■ **STATED GOAL**:
Find how many lines of the listing include the string "marker", and report only that figure.

Start PROVIDED MATERIAL

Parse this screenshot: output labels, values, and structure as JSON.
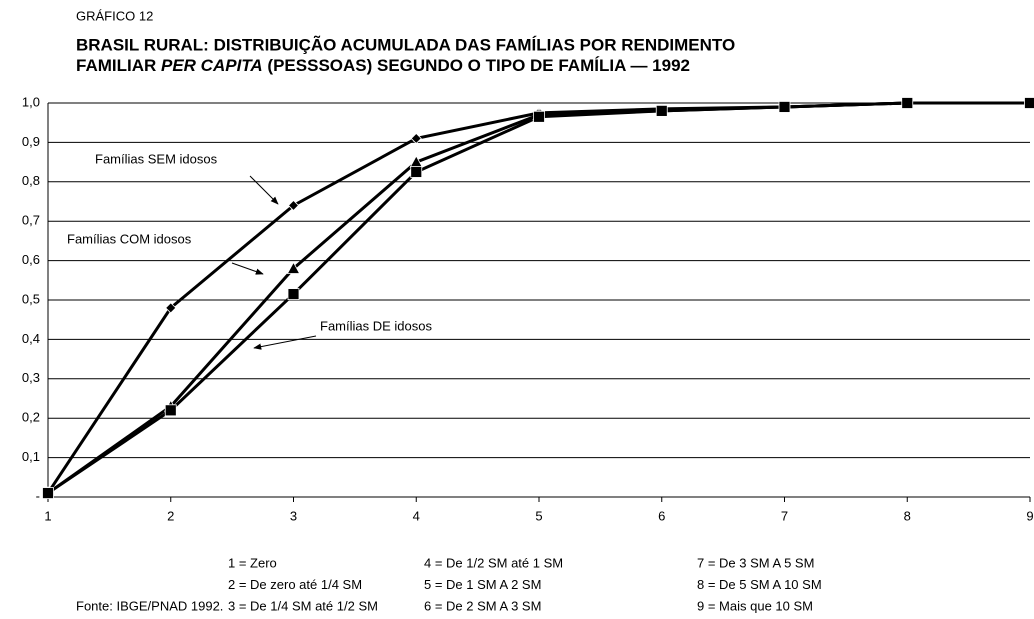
{
  "chart_data": {
    "type": "line",
    "kicker": "GRÁFICO 12",
    "title": {
      "line1": "BRASIL RURAL: DISTRIBUIÇÃO ACUMULADA DAS FAMÍLIAS POR RENDIMENTO",
      "line2": [
        "FAMILIAR ",
        "PER CAPITA",
        " (PESSSOAS) SEGUNDO O TIPO DE FAMÍLIA — 1992"
      ]
    },
    "x": [
      1,
      2,
      3,
      4,
      5,
      6,
      7,
      8,
      9
    ],
    "xlim": [
      1,
      9
    ],
    "xticks": [
      1,
      2,
      3,
      4,
      5,
      6,
      7,
      8,
      9
    ],
    "ylim": [
      0,
      1
    ],
    "yticks": [
      {
        "value": 0,
        "label": "-"
      },
      {
        "value": 0.1,
        "label": "0,1"
      },
      {
        "value": 0.2,
        "label": "0,2"
      },
      {
        "value": 0.3,
        "label": "0,3"
      },
      {
        "value": 0.4,
        "label": "0,4"
      },
      {
        "value": 0.5,
        "label": "0,5"
      },
      {
        "value": 0.6,
        "label": "0,6"
      },
      {
        "value": 0.7,
        "label": "0,7"
      },
      {
        "value": 0.8,
        "label": "0,8"
      },
      {
        "value": 0.9,
        "label": "0,9"
      },
      {
        "value": 1.0,
        "label": "1,0"
      }
    ],
    "grid": true,
    "series": [
      {
        "name": "Famílias SEM idosos",
        "color": "#000000",
        "marker": "diamond",
        "values": [
          0.01,
          0.48,
          0.74,
          0.91,
          0.975,
          0.985,
          0.99,
          1.0,
          1.0
        ]
      },
      {
        "name": "Famílias COM idosos",
        "color": "#000000",
        "marker": "triangle",
        "values": [
          0.01,
          0.23,
          0.58,
          0.85,
          0.97,
          0.98,
          0.99,
          1.0,
          1.0
        ]
      },
      {
        "name": "Famílias DE idosos",
        "color": "#000000",
        "marker": "square",
        "values": [
          0.01,
          0.22,
          0.515,
          0.825,
          0.965,
          0.98,
          0.99,
          1.0,
          1.0
        ]
      }
    ],
    "x_legend": [
      "1 = Zero",
      "2 = De zero até 1/4 SM",
      "3 = De 1/4 SM até 1/2 SM",
      "4 = De 1/2 SM até 1 SM",
      "5 = De 1 SM A 2 SM",
      "6 = De 2 SM A 3 SM",
      "7 = De 3 SM A 5 SM",
      "8 = De 5 SM A 10 SM",
      "9 = Mais que 10 SM"
    ],
    "source": "Fonte: IBGE/PNAD 1992."
  }
}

End PROVIDED MATERIAL

■ **FULL RESPONSE**:
3